TASK REQUIREMENTS:
Copy out, from the entries below, each line holding the string "name".

MATERIALS PROVIDED:
-- start --

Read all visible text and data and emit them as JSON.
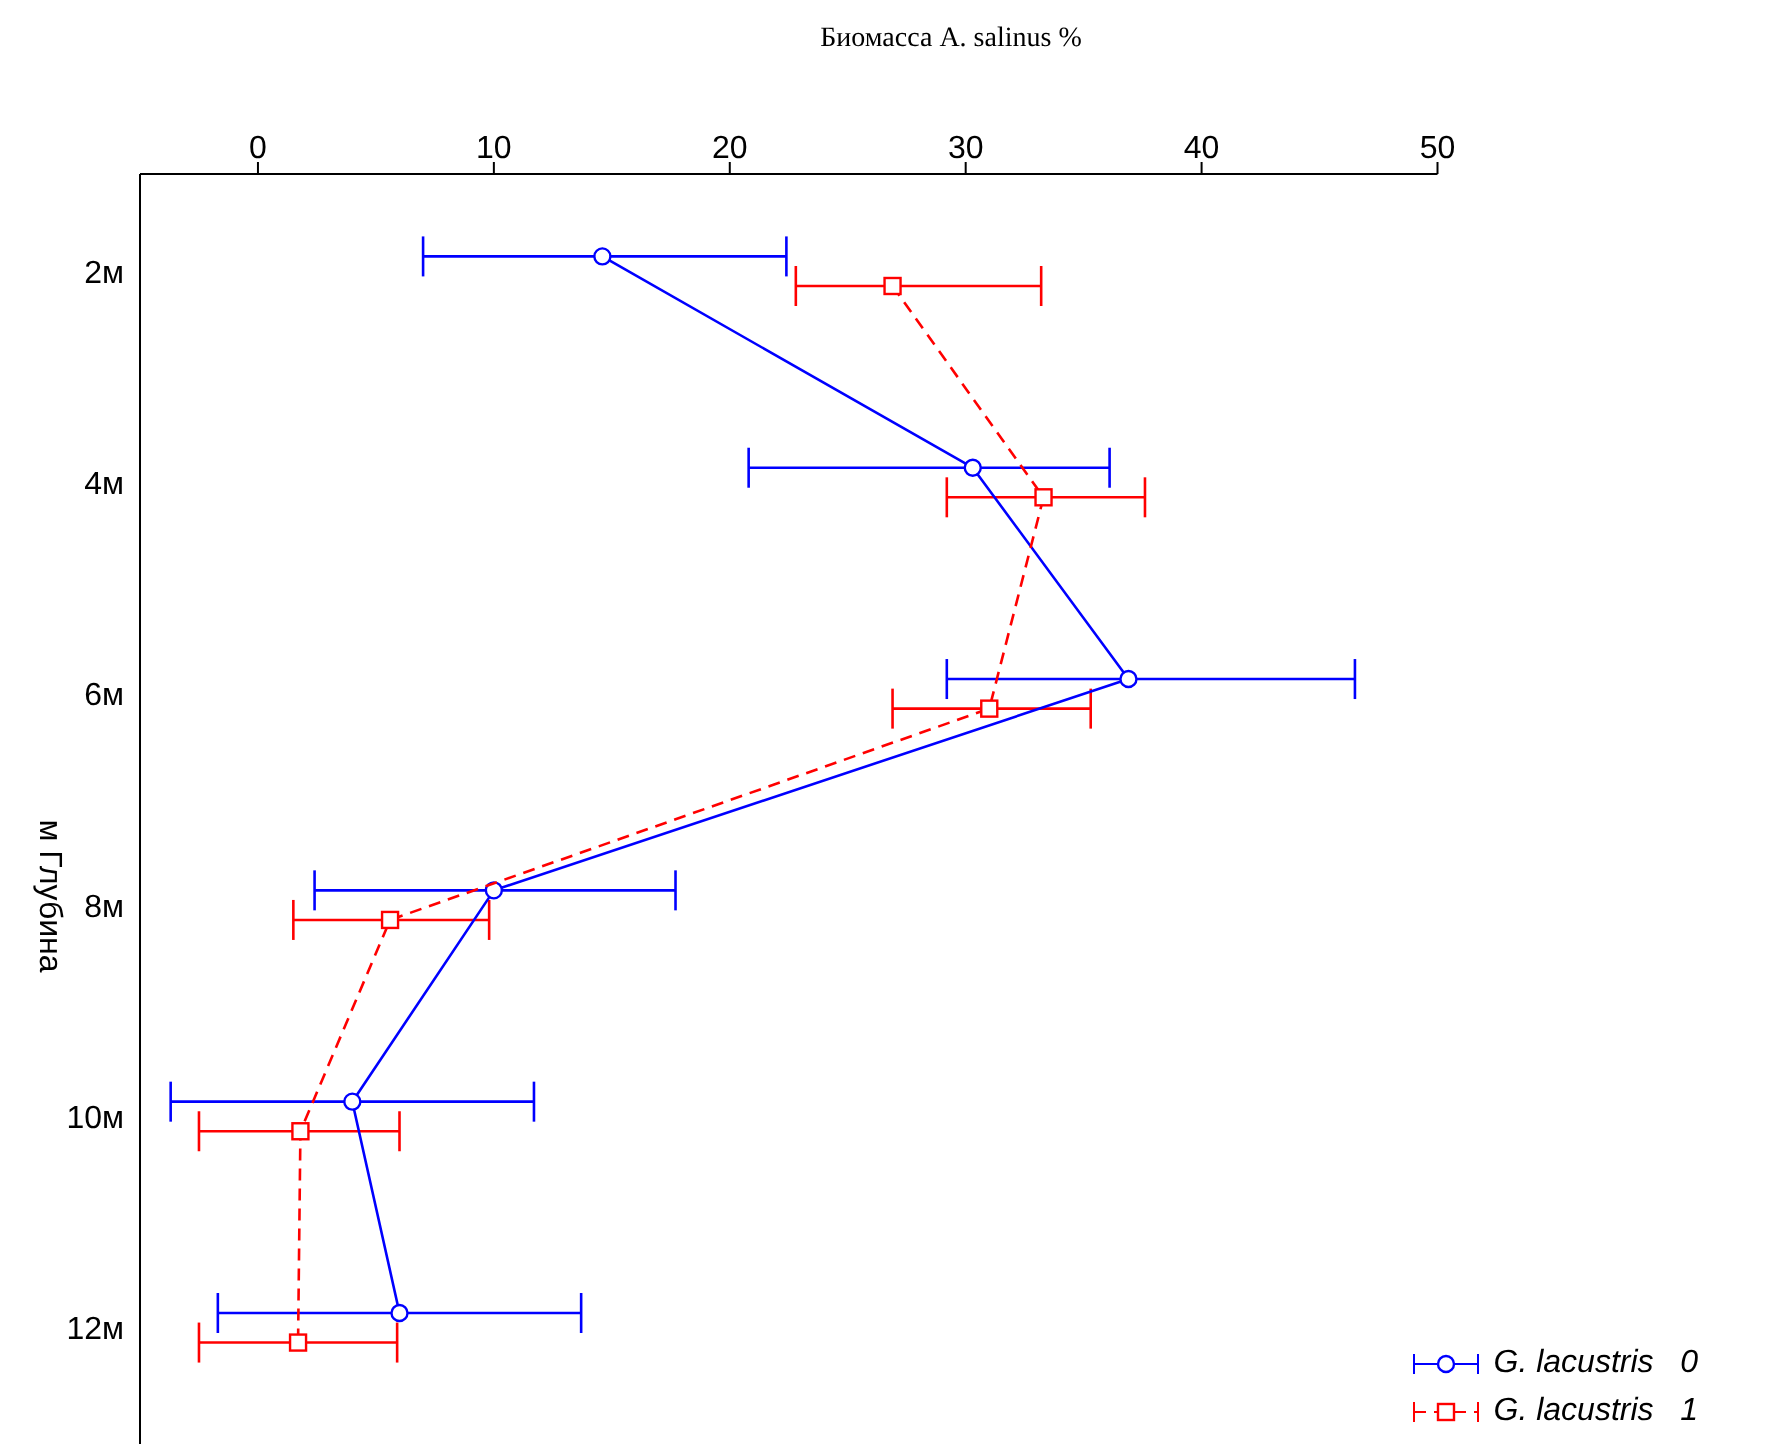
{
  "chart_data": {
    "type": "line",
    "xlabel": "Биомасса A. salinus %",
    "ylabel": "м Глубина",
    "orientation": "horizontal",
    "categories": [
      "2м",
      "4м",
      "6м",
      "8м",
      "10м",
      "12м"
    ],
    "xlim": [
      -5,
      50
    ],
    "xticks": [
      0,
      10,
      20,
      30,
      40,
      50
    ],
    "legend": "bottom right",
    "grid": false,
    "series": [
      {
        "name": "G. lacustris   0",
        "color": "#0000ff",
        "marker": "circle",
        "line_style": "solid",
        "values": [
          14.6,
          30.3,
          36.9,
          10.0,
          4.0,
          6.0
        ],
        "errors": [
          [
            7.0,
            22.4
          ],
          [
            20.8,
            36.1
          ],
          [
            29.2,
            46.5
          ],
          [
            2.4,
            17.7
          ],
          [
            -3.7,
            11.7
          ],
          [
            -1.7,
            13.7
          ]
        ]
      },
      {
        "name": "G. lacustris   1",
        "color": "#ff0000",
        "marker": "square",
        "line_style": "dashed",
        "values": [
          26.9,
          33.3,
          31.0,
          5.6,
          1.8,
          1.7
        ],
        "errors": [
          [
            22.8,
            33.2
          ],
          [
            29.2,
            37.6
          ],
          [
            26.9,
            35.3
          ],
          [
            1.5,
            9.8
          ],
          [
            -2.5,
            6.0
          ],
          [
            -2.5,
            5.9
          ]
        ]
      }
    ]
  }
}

-- end --

THE SOLUTION:
        "name": "G. lacustris   0",
        "name": "G. lacustris   1",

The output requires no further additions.